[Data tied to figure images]
# # # # #

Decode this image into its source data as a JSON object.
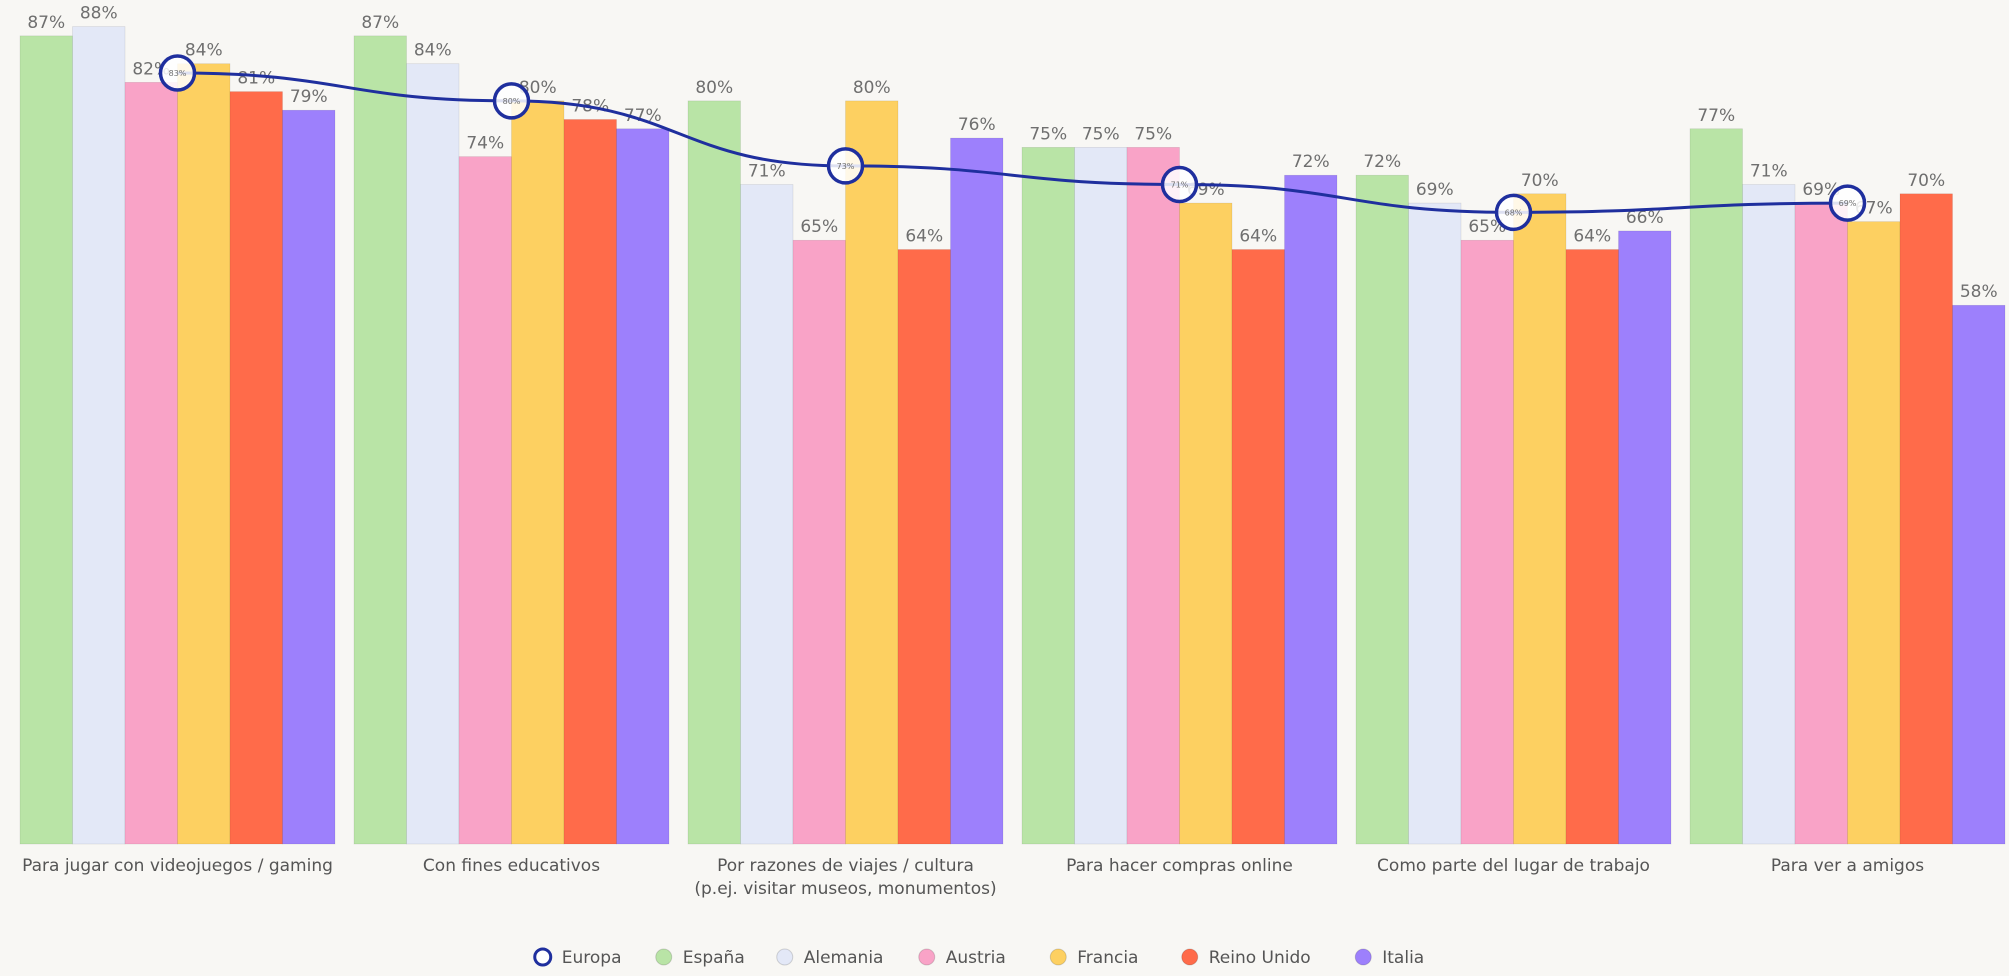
{
  "chart_data": {
    "type": "bar",
    "categories": [
      "Para jugar con videojuegos / gaming",
      "Con fines educativos",
      "Por razones de viajes / cultura\n(p.ej. visitar museos, monumentos)",
      "Para hacer compras online",
      "Como parte del lugar de trabajo",
      "Para ver a amigos"
    ],
    "ylim": [
      0,
      90
    ],
    "series": [
      {
        "name": "España",
        "color": "#b9e4a6",
        "values": [
          87,
          87,
          80,
          75,
          72,
          77
        ],
        "value_labels": [
          "87%",
          "87%",
          "80%",
          "75%",
          "72%",
          "77%"
        ]
      },
      {
        "name": "Alemania",
        "color": "#e3e8f7",
        "values": [
          88,
          84,
          71,
          75,
          69,
          71
        ],
        "value_labels": [
          "88%",
          "84%",
          "71%",
          "75%",
          "69%",
          "71%"
        ]
      },
      {
        "name": "Austria",
        "color": "#f9a3c7",
        "values": [
          82,
          74,
          65,
          75,
          65,
          69
        ],
        "value_labels": [
          "82%",
          "74%",
          "65%",
          "75%",
          "65%",
          "69%"
        ]
      },
      {
        "name": "Francia",
        "color": "#fdd061",
        "values": [
          84,
          80,
          80,
          69,
          70,
          67
        ],
        "value_labels": [
          "84%",
          "80%",
          "80%",
          "69%",
          "70%",
          "67%"
        ]
      },
      {
        "name": "Reino Unido",
        "color": "#ff6b4a",
        "values": [
          81,
          78,
          64,
          64,
          64,
          70
        ],
        "value_labels": [
          "81%",
          "78%",
          "64%",
          "64%",
          "64%",
          "70%"
        ]
      },
      {
        "name": "Italia",
        "color": "#9d80fc",
        "values": [
          79,
          77,
          76,
          72,
          66,
          58
        ],
        "value_labels": [
          "79%",
          "77%",
          "76%",
          "72%",
          "66%",
          "58%"
        ]
      },
      {
        "name": "Europa",
        "type": "line",
        "color": "#1f2f9e",
        "values": [
          83,
          80,
          73,
          71,
          68,
          69
        ],
        "value_labels": [
          "83%",
          "80%",
          "73%",
          "71%",
          "68%",
          "69%"
        ]
      }
    ]
  }
}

# # # # #

## Work required
From the data above, count the lines where "Para" occurs and give that figure and nothing else.

## Final answer
3